Only the lines holding the string "text" are needed. Copy each one.

════

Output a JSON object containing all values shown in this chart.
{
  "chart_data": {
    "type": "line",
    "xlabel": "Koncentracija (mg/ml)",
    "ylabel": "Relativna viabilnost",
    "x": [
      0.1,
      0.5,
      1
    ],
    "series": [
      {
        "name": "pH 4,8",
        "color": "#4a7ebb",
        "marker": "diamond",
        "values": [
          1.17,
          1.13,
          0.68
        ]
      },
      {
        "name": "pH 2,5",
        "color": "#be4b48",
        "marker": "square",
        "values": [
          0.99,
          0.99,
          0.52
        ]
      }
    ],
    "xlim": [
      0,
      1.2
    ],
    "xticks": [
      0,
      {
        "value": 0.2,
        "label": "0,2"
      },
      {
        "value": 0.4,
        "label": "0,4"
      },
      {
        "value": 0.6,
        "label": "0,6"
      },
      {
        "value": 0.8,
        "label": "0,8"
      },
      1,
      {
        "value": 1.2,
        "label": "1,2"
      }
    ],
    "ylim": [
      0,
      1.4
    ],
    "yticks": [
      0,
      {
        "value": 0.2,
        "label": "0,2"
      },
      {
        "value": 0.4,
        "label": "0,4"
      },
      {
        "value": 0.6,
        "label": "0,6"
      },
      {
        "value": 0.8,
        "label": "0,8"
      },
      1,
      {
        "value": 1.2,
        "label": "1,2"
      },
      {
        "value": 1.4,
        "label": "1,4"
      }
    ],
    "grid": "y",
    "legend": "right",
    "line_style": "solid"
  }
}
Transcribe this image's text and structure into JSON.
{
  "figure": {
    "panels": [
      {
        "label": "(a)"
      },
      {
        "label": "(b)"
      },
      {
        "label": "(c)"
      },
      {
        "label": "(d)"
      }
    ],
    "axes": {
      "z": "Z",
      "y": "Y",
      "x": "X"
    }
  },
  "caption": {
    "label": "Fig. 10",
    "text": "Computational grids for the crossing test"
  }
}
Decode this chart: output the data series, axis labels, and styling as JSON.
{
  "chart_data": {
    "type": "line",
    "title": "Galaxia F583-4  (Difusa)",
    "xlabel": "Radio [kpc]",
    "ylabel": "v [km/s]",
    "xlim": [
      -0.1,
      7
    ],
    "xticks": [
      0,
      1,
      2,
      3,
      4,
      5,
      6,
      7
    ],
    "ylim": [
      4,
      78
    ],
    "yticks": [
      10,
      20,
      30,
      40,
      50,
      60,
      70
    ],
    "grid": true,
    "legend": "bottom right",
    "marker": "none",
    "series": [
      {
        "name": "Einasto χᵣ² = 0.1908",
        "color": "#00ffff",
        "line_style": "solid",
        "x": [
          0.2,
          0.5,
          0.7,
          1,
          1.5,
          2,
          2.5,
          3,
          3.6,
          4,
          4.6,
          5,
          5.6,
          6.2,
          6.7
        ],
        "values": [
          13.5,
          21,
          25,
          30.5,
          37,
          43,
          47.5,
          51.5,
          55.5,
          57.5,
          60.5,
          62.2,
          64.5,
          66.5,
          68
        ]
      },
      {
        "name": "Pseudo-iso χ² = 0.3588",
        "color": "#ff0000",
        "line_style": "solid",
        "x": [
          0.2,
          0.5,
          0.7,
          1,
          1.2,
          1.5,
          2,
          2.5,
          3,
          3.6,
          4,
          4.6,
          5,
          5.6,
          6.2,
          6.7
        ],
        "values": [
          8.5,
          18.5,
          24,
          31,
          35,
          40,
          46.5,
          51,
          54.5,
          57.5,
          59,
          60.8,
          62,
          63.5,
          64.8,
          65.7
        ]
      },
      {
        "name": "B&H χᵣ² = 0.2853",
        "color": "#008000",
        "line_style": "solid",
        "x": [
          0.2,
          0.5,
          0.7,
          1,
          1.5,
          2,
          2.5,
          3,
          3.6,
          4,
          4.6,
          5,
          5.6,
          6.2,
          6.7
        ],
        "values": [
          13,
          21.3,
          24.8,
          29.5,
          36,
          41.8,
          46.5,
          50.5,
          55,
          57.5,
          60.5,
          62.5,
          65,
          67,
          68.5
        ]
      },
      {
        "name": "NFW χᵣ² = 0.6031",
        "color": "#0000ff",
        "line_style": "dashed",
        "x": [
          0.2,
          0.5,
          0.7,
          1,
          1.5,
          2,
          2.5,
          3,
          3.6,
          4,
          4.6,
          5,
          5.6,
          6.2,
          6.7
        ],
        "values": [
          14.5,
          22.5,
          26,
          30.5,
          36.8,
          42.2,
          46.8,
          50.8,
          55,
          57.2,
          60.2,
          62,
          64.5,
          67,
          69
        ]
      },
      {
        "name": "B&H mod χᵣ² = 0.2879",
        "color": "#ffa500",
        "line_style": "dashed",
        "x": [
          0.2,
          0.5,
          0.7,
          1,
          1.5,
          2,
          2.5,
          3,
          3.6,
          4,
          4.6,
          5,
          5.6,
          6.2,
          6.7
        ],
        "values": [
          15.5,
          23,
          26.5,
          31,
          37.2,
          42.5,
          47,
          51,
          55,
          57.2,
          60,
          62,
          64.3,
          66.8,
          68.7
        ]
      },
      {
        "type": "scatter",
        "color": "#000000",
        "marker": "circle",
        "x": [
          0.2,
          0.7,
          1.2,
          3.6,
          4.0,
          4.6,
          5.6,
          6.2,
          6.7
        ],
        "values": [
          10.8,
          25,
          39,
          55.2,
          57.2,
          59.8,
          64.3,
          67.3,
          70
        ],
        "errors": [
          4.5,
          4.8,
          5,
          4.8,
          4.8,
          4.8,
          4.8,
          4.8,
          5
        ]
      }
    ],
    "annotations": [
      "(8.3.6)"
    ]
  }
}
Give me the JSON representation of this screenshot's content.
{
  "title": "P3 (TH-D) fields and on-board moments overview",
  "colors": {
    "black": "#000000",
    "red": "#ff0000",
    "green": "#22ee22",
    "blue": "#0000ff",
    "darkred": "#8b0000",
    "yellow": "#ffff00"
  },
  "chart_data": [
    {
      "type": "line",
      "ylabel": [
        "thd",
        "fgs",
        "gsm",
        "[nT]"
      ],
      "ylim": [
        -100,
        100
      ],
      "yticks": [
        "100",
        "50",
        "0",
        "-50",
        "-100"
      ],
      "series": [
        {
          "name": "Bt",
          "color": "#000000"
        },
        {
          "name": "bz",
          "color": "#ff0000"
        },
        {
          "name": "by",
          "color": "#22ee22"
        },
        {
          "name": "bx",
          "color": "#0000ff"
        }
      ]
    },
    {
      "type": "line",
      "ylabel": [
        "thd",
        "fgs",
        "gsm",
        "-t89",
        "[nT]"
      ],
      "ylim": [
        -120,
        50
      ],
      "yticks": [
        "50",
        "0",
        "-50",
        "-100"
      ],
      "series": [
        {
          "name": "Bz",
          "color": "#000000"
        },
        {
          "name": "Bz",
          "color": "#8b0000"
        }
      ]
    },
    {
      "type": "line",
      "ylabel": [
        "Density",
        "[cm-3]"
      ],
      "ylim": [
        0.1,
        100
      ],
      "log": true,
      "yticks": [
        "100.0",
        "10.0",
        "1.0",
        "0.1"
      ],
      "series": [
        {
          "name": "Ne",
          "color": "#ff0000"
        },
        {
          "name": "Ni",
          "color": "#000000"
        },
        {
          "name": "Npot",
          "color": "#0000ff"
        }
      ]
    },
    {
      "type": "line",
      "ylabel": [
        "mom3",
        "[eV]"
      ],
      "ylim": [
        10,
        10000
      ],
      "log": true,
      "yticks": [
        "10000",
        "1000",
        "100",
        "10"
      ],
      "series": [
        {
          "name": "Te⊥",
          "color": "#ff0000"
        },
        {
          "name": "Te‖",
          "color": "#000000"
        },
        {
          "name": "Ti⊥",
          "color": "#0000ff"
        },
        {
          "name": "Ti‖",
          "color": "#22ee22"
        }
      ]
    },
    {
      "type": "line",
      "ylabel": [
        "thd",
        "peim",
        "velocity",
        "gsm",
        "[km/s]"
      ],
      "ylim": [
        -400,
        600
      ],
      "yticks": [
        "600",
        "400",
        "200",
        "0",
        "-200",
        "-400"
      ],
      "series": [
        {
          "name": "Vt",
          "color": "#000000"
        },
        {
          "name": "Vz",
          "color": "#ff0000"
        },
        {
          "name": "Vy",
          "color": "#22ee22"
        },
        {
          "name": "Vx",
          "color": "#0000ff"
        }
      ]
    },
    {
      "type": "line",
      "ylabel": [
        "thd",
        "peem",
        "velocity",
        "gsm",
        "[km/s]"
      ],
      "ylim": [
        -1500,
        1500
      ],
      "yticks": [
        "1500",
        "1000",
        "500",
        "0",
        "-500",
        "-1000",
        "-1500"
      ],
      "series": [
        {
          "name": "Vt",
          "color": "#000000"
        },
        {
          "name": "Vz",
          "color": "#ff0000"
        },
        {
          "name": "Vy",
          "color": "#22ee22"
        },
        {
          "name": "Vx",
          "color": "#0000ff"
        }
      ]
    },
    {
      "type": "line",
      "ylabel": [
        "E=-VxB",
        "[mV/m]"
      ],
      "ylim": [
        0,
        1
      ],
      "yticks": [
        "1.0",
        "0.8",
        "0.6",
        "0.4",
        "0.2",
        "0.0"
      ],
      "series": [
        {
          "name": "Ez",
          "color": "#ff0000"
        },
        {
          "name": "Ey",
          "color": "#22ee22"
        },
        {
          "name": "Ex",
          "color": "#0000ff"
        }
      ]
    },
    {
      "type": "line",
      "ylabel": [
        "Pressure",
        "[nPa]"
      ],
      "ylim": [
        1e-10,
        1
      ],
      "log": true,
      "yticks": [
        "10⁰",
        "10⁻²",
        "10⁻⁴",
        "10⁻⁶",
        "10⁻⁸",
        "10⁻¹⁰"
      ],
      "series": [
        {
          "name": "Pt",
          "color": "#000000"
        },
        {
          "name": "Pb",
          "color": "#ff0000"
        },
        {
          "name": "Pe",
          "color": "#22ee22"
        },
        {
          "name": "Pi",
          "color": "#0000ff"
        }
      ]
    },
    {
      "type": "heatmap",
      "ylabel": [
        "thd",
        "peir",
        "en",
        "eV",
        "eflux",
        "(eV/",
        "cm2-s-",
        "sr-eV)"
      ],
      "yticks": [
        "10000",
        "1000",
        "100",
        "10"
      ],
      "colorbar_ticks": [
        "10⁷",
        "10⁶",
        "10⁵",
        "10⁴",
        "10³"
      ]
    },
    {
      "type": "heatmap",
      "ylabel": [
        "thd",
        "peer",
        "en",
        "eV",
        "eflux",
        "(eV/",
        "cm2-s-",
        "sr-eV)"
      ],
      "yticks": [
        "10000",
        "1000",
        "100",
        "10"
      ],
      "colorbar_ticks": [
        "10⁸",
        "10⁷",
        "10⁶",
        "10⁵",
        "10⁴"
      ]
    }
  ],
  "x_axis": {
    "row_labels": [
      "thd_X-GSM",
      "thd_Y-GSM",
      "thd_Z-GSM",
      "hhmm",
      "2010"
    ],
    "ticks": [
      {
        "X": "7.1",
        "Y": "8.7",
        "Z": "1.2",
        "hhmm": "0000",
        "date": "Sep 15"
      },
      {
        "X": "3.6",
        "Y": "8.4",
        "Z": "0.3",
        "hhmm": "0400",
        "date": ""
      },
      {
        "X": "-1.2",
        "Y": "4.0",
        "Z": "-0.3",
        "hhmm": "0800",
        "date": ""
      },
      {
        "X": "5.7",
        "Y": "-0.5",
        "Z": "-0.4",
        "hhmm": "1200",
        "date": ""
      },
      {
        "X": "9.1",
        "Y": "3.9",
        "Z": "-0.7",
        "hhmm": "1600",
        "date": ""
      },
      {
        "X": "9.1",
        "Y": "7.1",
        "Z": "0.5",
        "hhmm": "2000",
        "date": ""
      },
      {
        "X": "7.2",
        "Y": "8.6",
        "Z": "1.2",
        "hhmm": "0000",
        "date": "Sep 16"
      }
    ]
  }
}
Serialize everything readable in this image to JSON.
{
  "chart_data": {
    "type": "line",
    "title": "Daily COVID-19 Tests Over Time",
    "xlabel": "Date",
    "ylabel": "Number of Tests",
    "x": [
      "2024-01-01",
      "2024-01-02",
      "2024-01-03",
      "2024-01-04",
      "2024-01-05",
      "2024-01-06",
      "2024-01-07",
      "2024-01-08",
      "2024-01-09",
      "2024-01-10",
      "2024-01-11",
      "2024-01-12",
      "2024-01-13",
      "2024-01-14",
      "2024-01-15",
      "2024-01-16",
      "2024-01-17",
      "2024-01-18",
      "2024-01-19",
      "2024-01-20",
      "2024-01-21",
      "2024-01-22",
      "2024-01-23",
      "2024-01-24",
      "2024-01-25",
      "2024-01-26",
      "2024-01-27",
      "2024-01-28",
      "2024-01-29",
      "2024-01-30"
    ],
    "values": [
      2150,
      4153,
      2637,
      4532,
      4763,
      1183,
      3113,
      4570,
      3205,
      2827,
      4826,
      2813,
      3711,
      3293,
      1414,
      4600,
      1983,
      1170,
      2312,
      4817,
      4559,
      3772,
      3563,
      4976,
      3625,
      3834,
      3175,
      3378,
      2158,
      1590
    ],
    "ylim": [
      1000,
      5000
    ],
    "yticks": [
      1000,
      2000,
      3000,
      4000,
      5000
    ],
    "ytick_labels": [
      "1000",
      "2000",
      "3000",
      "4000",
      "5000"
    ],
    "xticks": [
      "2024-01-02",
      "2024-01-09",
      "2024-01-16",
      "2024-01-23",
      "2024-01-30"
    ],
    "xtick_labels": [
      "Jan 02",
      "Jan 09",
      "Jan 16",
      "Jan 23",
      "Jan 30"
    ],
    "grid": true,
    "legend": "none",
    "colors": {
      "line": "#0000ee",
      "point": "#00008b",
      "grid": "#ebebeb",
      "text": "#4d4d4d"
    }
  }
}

════

Answer:
Transcribe this image's text and structure into JSON.
    "text": "Computational grids for the crossing test"
      "text": "#4d4d4d"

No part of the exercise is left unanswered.